* [Stated exercise]
Leave out the pictures and repeat the data exactly.

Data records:
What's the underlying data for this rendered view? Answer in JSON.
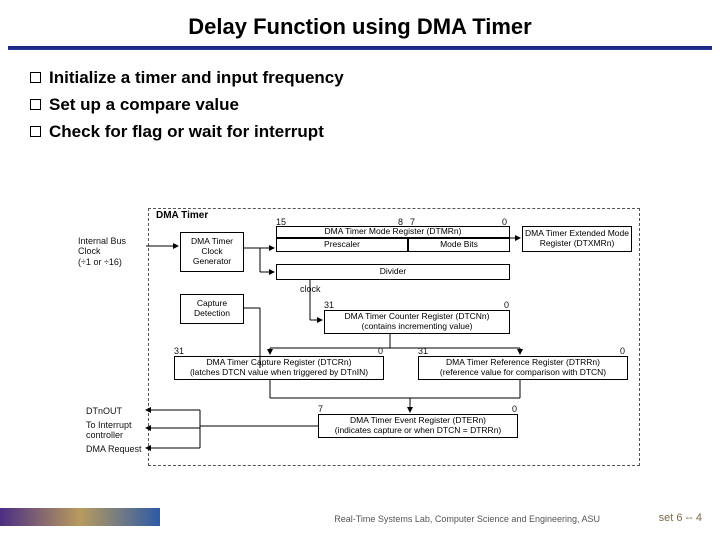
{
  "title": "Delay Function using DMA Timer",
  "bullets": [
    "Initialize a timer and input frequency",
    "Set up a compare value",
    "Check for flag or wait for interrupt"
  ],
  "diagram": {
    "title": "DMA Timer",
    "left_input": "Internal Bus Clock",
    "left_input_sub": "(÷1 or ÷16)",
    "clock_gen": "DMA Timer\nClock\nGenerator",
    "capture": "Capture\nDetection",
    "clock_out": "clock",
    "num_top_15": "15",
    "num_top_8": "8",
    "num_top_7": "7",
    "num_top_0": "0",
    "tmr": "DMA Timer Mode Register (DTMRn)",
    "tmr_left": "Prescaler",
    "tmr_right": "Mode Bits",
    "xmr": "DMA Timer Extended Mode\nRegister (DTXMRn)",
    "divider": "Divider",
    "num31": "31",
    "num0b": "0",
    "dtcn": "DMA Timer Counter Register (DTCNn)\n(contains incrementing value)",
    "dtcr_num_l": "31",
    "dtcr_num_r": "0",
    "dtcr": "DMA Timer Capture Register (DTCRn)\n(latches DTCN value when triggered by DTnIN)",
    "dtrr_num_l": "31",
    "dtrr_num_r": "0",
    "dtrr": "DMA Timer Reference Register (DTRRn)\n(reference value for comparison with DTCN)",
    "ev_num_l": "7",
    "ev_num_r": "0",
    "dter": "DMA Timer Event Register (DTERn)\n(indicates capture or when DTCN = DTRRn)",
    "out1": "DTnOUT",
    "out2": "To Interrupt\ncontroller",
    "out3": "DMA Request"
  },
  "footer": "Real-Time Systems Lab, Computer Science and Engineering, ASU",
  "page": "set 6 -- 4"
}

* [Reply to the exercise]
What's the underlying data for this rendered view? Answer in JSON.
{
  "title": "Delay Function using DMA Timer",
  "bullets": [
    "Initialize a timer and input frequency",
    "Set up a compare value",
    "Check for flag or wait for interrupt"
  ],
  "diagram": {
    "title": "DMA Timer",
    "left_input": "Internal Bus Clock",
    "left_input_sub": "(÷1 or ÷16)",
    "clock_gen": "DMA Timer\nClock\nGenerator",
    "capture": "Capture\nDetection",
    "clock_out": "clock",
    "num_top_15": "15",
    "num_top_8": "8",
    "num_top_7": "7",
    "num_top_0": "0",
    "tmr": "DMA Timer Mode Register (DTMRn)",
    "tmr_left": "Prescaler",
    "tmr_right": "Mode Bits",
    "xmr": "DMA Timer Extended Mode\nRegister (DTXMRn)",
    "divider": "Divider",
    "num31": "31",
    "num0b": "0",
    "dtcn": "DMA Timer Counter Register (DTCNn)\n(contains incrementing value)",
    "dtcr_num_l": "31",
    "dtcr_num_r": "0",
    "dtcr": "DMA Timer Capture Register (DTCRn)\n(latches DTCN value when triggered by DTnIN)",
    "dtrr_num_l": "31",
    "dtrr_num_r": "0",
    "dtrr": "DMA Timer Reference Register (DTRRn)\n(reference value for comparison with DTCN)",
    "ev_num_l": "7",
    "ev_num_r": "0",
    "dter": "DMA Timer Event Register (DTERn)\n(indicates capture or when DTCN = DTRRn)",
    "out1": "DTnOUT",
    "out2": "To Interrupt\ncontroller",
    "out3": "DMA Request"
  },
  "footer": "Real-Time Systems Lab, Computer Science and Engineering, ASU",
  "page": "set 6 -- 4"
}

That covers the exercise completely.